[Data extracted from a collection]
-=-=-
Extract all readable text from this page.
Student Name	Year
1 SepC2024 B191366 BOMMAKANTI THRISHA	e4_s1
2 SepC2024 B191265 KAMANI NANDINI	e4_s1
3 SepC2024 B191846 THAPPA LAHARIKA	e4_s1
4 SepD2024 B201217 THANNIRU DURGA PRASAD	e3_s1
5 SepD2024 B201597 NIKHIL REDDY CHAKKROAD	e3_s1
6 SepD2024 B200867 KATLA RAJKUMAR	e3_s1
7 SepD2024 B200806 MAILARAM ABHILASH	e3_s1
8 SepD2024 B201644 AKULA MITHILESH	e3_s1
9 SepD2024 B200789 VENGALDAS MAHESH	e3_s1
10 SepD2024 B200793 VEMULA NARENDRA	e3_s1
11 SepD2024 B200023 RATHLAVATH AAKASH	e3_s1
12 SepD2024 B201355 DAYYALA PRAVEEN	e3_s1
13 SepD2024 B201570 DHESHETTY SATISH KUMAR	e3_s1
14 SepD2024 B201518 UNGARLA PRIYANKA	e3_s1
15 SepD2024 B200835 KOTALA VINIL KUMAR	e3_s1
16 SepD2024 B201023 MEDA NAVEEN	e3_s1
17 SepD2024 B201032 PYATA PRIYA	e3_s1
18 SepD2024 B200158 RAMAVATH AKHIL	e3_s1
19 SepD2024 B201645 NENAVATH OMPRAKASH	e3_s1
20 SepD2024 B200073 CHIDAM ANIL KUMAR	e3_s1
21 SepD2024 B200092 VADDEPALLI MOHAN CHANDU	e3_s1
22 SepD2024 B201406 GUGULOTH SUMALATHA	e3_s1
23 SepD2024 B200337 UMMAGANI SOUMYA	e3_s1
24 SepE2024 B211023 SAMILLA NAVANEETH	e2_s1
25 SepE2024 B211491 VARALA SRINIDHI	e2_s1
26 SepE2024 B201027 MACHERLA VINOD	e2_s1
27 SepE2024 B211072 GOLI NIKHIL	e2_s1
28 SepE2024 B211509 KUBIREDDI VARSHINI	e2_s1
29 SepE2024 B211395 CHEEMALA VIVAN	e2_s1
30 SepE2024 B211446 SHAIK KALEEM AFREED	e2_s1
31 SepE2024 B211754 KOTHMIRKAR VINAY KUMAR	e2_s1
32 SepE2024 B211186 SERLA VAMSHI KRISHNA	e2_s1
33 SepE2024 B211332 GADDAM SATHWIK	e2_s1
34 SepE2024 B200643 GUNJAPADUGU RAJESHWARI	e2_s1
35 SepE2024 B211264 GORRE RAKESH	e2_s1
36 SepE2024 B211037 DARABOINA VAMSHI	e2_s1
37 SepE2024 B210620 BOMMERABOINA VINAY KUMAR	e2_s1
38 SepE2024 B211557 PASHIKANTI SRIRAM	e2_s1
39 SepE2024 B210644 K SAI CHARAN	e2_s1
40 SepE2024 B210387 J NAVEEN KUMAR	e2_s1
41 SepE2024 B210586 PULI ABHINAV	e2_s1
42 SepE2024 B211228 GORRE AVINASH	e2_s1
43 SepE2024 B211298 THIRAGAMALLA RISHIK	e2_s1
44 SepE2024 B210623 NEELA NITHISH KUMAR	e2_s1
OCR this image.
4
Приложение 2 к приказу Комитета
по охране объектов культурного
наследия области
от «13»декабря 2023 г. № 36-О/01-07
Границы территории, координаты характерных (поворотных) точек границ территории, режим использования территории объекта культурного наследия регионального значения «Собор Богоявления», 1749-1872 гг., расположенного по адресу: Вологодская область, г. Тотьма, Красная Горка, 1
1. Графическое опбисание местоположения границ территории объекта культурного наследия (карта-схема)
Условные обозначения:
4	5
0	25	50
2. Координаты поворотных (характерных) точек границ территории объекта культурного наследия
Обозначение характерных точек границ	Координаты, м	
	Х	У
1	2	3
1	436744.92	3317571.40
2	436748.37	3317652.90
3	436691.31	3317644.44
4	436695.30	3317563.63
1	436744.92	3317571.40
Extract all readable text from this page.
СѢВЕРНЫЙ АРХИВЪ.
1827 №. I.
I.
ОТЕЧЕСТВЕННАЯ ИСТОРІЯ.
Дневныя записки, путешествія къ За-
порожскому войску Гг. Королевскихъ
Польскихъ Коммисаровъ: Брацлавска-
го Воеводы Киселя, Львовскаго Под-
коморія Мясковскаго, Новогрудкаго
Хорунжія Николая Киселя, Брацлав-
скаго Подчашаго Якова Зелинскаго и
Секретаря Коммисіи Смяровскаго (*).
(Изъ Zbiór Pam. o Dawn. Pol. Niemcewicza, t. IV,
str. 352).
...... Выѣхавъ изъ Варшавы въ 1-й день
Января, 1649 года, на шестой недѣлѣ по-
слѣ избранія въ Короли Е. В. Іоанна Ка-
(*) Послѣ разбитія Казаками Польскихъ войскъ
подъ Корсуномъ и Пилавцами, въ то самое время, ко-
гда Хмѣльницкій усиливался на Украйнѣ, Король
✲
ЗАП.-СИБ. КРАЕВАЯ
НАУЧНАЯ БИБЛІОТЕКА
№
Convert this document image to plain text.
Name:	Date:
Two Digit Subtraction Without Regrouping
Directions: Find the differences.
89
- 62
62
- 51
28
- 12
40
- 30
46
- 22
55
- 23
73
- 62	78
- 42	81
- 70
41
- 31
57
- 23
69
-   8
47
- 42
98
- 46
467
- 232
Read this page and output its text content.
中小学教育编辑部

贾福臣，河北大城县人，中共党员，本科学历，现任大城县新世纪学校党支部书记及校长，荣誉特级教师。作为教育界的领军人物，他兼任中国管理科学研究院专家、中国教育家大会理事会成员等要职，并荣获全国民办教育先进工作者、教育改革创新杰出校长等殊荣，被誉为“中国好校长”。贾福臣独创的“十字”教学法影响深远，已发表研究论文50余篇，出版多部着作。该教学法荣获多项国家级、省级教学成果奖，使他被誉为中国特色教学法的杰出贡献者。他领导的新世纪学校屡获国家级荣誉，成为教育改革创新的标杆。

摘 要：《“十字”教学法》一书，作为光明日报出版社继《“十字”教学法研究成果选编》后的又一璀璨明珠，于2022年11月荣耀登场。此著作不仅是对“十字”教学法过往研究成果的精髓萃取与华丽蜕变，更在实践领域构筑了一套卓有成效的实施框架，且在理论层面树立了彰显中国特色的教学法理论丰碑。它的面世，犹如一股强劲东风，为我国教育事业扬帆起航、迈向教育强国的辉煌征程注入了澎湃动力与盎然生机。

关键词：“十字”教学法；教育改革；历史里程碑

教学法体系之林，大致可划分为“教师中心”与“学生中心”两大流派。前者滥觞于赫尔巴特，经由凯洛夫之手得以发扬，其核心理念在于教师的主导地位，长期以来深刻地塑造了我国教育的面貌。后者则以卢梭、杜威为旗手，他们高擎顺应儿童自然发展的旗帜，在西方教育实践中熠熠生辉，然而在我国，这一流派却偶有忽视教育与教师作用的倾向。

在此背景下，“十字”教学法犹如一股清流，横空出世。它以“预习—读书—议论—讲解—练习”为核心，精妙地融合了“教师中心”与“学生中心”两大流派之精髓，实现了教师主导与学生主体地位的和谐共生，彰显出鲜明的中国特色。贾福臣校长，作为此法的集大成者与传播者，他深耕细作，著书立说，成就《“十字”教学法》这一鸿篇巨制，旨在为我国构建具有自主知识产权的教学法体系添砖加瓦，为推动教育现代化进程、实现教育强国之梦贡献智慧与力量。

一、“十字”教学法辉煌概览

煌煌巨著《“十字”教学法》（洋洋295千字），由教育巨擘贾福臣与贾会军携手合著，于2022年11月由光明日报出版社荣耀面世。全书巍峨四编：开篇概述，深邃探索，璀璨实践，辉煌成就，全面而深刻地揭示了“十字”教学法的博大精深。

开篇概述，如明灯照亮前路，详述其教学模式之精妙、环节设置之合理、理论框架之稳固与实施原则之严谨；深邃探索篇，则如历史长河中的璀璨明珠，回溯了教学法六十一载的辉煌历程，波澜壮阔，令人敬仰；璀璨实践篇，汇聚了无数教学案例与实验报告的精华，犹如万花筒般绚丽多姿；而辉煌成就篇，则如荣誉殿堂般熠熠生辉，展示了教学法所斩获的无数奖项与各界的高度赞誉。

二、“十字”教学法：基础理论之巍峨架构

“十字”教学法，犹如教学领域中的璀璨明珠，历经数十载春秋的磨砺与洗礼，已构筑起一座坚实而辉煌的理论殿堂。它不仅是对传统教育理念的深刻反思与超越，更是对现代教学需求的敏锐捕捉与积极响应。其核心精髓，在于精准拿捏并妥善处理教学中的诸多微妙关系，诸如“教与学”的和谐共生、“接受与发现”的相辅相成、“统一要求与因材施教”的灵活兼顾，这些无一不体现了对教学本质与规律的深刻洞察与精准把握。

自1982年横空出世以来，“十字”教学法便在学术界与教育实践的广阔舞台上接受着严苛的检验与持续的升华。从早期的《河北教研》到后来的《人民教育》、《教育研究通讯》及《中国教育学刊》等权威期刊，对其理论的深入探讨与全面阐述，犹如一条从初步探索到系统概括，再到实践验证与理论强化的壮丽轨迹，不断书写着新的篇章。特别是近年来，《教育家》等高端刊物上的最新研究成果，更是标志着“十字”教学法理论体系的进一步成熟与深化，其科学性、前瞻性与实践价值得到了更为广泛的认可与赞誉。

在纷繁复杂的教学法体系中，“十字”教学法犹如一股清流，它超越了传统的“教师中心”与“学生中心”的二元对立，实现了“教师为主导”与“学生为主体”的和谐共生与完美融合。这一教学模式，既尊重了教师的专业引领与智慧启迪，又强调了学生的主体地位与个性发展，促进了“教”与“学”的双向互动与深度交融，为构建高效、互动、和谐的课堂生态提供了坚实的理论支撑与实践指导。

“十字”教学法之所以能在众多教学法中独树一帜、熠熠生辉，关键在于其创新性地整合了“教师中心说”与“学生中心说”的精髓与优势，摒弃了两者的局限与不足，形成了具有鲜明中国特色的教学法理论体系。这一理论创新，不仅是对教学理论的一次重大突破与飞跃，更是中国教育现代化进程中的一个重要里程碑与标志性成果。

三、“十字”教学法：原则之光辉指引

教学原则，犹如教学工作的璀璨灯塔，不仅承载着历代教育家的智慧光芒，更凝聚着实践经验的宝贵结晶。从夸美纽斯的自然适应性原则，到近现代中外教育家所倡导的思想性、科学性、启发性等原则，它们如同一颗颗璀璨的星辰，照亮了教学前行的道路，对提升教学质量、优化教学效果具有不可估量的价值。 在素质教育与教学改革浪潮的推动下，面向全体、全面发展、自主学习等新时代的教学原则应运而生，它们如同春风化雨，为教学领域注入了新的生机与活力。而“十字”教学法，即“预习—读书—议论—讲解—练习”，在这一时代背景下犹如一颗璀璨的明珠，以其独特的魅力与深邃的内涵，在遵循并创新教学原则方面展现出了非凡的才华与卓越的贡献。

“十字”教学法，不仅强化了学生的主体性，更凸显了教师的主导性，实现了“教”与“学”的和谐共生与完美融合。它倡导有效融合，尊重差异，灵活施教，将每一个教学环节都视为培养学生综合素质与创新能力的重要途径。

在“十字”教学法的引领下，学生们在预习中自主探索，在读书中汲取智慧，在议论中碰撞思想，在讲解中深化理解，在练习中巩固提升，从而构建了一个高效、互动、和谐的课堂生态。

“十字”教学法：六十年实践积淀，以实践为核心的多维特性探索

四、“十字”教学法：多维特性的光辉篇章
-=-=-
• [SHORT EXERCISE] Find every line in the records that has the string "GORRE", then state how many there are and nothing else.

• [RESULT FOR THIS TASK] 2